(A run of records)
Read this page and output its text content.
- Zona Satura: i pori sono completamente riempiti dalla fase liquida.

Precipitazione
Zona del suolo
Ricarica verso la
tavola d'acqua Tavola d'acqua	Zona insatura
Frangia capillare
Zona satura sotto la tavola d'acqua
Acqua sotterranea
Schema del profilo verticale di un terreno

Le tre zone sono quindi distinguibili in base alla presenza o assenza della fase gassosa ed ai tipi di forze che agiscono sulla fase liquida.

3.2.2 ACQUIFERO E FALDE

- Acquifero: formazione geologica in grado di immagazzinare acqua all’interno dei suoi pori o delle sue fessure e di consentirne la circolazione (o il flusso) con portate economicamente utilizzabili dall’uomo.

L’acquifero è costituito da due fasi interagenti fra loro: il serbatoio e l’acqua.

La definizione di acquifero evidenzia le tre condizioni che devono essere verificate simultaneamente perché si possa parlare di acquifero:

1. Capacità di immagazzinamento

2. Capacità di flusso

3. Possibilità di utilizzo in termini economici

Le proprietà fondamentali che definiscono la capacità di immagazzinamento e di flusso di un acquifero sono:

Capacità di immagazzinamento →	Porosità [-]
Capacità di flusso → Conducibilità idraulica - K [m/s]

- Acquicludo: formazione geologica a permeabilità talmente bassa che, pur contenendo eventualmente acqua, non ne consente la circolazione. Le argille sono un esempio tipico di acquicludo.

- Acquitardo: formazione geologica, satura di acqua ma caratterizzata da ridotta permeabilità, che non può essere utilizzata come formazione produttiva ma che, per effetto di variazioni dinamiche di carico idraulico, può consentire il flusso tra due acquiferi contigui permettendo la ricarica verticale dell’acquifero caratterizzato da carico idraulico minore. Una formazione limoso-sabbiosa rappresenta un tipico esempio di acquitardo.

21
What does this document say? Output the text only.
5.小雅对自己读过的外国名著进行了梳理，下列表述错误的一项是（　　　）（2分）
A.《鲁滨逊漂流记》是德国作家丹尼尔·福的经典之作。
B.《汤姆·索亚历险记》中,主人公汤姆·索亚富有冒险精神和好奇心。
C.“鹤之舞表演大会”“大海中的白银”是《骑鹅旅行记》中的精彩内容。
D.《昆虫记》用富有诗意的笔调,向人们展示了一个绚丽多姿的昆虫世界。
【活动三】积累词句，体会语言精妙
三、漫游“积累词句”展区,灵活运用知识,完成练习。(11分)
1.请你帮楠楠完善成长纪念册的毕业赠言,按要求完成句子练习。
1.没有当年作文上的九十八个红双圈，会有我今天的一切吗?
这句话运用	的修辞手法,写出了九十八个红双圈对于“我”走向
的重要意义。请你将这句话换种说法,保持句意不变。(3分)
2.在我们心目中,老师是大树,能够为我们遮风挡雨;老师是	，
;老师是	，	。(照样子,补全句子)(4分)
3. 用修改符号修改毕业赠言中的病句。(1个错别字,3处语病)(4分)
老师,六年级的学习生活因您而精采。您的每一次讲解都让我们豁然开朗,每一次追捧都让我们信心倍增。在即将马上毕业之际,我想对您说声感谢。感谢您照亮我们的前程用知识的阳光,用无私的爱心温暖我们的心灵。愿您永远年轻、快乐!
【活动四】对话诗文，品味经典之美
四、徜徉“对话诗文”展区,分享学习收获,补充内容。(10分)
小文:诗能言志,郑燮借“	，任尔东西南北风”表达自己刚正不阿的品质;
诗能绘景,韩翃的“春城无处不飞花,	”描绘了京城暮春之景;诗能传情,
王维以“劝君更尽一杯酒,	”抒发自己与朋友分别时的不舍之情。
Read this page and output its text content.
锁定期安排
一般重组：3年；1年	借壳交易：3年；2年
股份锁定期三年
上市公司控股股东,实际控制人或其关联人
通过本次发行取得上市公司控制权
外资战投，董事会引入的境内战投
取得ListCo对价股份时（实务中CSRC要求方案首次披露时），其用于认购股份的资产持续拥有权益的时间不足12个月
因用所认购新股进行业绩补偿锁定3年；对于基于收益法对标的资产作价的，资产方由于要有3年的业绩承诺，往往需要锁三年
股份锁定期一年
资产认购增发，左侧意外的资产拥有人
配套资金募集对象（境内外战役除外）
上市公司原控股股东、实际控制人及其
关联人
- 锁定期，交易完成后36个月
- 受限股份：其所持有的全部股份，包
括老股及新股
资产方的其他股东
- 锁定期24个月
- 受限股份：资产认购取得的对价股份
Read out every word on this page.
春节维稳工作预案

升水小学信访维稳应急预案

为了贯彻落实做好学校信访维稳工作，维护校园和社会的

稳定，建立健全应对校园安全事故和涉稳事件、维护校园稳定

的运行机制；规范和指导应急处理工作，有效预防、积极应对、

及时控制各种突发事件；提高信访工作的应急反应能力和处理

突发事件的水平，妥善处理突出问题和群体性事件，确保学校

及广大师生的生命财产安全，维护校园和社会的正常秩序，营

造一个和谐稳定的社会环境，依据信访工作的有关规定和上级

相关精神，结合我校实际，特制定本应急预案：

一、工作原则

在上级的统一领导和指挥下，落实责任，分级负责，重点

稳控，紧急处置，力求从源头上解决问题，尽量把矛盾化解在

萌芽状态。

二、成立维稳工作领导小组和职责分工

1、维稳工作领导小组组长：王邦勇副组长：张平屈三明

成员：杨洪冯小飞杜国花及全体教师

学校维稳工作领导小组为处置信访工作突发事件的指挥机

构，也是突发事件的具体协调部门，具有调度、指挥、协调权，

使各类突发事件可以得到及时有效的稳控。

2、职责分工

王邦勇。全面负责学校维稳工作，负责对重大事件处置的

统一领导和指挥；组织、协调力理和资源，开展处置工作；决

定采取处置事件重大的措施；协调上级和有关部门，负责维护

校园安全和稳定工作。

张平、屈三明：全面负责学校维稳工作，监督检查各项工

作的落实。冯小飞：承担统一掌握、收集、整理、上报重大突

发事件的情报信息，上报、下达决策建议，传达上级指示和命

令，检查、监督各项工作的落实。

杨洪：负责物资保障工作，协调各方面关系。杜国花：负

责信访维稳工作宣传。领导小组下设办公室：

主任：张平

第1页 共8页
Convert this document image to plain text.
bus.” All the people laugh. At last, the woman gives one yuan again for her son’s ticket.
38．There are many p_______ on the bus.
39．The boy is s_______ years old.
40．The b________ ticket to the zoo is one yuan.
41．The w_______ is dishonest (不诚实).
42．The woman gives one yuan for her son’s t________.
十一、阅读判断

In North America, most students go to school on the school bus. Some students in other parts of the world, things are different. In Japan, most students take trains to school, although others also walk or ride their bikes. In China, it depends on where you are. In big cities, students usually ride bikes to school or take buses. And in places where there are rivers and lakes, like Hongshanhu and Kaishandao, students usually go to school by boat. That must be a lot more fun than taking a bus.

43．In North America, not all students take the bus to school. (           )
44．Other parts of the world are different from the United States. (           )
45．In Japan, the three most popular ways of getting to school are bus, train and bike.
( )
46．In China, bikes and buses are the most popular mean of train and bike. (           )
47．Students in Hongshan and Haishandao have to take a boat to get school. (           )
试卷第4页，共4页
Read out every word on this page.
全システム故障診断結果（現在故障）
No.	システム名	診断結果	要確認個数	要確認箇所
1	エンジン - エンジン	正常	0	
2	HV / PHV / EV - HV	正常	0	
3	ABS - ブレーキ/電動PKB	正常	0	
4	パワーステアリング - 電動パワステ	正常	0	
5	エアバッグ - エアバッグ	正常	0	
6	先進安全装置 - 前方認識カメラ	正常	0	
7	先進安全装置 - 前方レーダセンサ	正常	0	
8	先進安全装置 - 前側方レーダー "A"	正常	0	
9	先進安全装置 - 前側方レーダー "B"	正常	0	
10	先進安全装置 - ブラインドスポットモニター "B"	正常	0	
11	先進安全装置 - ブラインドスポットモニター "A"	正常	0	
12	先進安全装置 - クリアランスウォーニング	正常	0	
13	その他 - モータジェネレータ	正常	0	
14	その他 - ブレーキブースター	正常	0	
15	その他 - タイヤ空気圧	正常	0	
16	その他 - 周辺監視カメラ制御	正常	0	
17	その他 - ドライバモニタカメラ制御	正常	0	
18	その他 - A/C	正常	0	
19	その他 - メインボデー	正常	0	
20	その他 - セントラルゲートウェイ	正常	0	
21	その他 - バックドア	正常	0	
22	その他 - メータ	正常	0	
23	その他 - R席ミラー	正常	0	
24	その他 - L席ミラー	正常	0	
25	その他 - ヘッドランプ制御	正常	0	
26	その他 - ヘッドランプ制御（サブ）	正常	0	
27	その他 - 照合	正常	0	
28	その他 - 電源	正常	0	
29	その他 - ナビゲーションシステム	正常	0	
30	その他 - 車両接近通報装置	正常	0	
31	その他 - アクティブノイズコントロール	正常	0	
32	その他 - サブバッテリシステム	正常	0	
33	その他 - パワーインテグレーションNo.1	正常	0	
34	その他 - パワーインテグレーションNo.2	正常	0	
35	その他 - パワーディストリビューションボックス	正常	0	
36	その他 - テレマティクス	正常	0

STATED PROBLEM – Pick every line with "yuan" in it and copy it.

COMPLETED TASK –
bus.” All the people laugh. At last, the woman gives one yuan again for her son’s ticket.
40．The b________ ticket to the zoo is one yuan.
42．The woman gives one yuan for her son’s t________.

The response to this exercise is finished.